#### Work required:
Could you reproduce the listing below verbatim, every line of it, leaving out the pictures?

#### Information shown:
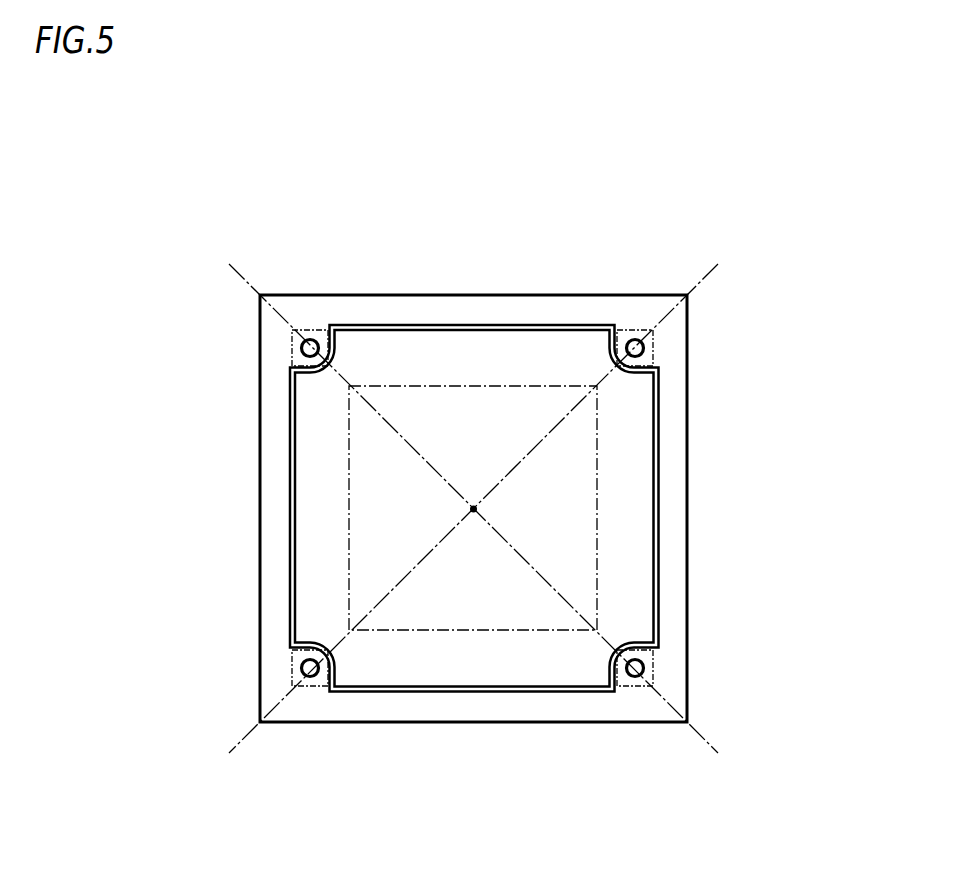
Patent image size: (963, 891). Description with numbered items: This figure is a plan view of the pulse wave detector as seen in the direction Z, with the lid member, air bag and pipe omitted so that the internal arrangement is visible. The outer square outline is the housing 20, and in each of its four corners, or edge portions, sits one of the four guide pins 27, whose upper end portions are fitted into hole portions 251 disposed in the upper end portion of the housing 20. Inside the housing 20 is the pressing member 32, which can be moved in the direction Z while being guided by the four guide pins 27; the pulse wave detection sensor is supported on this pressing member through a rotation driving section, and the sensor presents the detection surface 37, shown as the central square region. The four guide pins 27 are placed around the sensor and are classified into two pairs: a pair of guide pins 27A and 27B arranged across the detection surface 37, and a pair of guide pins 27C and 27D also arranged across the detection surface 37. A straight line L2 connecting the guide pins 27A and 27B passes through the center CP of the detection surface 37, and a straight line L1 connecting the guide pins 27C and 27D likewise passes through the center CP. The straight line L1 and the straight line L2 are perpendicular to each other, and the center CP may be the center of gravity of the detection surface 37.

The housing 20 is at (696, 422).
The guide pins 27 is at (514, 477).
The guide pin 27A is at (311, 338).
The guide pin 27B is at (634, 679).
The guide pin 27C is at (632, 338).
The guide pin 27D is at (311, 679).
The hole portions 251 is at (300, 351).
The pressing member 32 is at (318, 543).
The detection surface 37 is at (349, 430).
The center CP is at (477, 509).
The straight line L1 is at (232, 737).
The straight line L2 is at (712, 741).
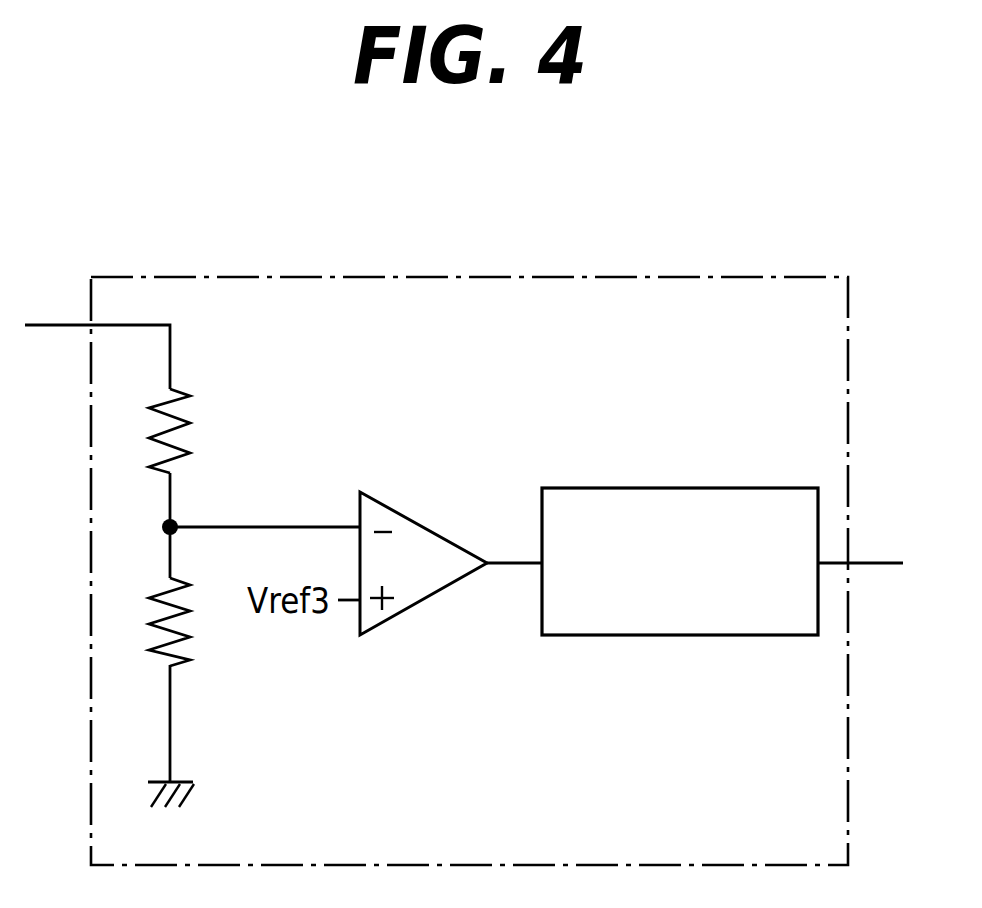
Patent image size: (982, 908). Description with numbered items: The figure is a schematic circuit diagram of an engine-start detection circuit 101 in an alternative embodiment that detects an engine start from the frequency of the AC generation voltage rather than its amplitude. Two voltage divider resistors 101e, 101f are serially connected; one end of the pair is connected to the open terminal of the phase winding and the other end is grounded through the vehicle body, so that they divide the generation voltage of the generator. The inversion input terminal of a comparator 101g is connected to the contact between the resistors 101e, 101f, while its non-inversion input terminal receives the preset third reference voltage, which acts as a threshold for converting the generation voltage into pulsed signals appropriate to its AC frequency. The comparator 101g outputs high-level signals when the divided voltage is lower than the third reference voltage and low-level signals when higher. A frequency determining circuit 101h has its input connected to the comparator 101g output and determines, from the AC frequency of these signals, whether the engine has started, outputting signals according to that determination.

#### The response:
Patent image size: (963, 891). Description with numbered items: This figure is a plan view of the pulse wave detector as seen in the direction Z, with the lid member, air bag and pipe omitted so that the internal arrangement is visible. The outer square outline is the housing 20, and in each of its four corners, or edge portions, sits one of the four guide pins 27, whose upper end portions are fitted into hole portions 251 disposed in the upper end portion of the housing 20. Inside the housing 20 is the pressing member 32, which can be moved in the direction Z while being guided by the four guide pins 27; the pulse wave detection sensor is supported on this pressing member through a rotation driving section, and the sensor presents the detection surface 37, shown as the central square region. The four guide pins 27 are placed around the sensor and are classified into two pairs: a pair of guide pins 27A and 27B arranged across the detection surface 37, and a pair of guide pins 27C and 27D also arranged across the detection surface 37. A straight line L2 connecting the guide pins 27A and 27B passes through the center CP of the detection surface 37, and a straight line L1 connecting the guide pins 27C and 27D likewise passes through the center CP. The straight line L1 and the straight line L2 are perpendicular to each other, and the center CP may be the center of gravity of the detection surface 37.

The housing 20 is at (696, 422).
The guide pins 27 is at (514, 477).
The guide pin 27A is at (311, 338).
The guide pin 27B is at (634, 679).
The guide pin 27C is at (632, 338).
The guide pin 27D is at (311, 679).
The hole portions 251 is at (300, 351).
The pressing member 32 is at (318, 543).
The detection surface 37 is at (349, 430).
The center CP is at (477, 509).
The straight line L1 is at (232, 737).
The straight line L2 is at (712, 741).
Patent image size: (982, 908). Description with numbered items: The figure is a schematic circuit diagram of an engine-start detection circuit 101 in an alternative embodiment that detects an engine start from the frequency of the AC generation voltage rather than its amplitude. Two voltage divider resistors 101e, 101f are serially connected; one end of the pair is connected to the open terminal of the phase winding and the other end is grounded through the vehicle body, so that they divide the generation voltage of the generator. The inversion input terminal of a comparator 101g is connected to the contact between the resistors 101e, 101f, while its non-inversion input terminal receives the preset third reference voltage, which acts as a threshold for converting the generation voltage into pulsed signals appropriate to its AC frequency. The comparator 101g outputs high-level signals when the divided voltage is lower than the third reference voltage and low-level signals when higher. A frequency determining circuit 101h has its input connected to the comparator 101g output and determines, from the AC frequency of these signals, whether the engine has started, outputting signals according to that determination.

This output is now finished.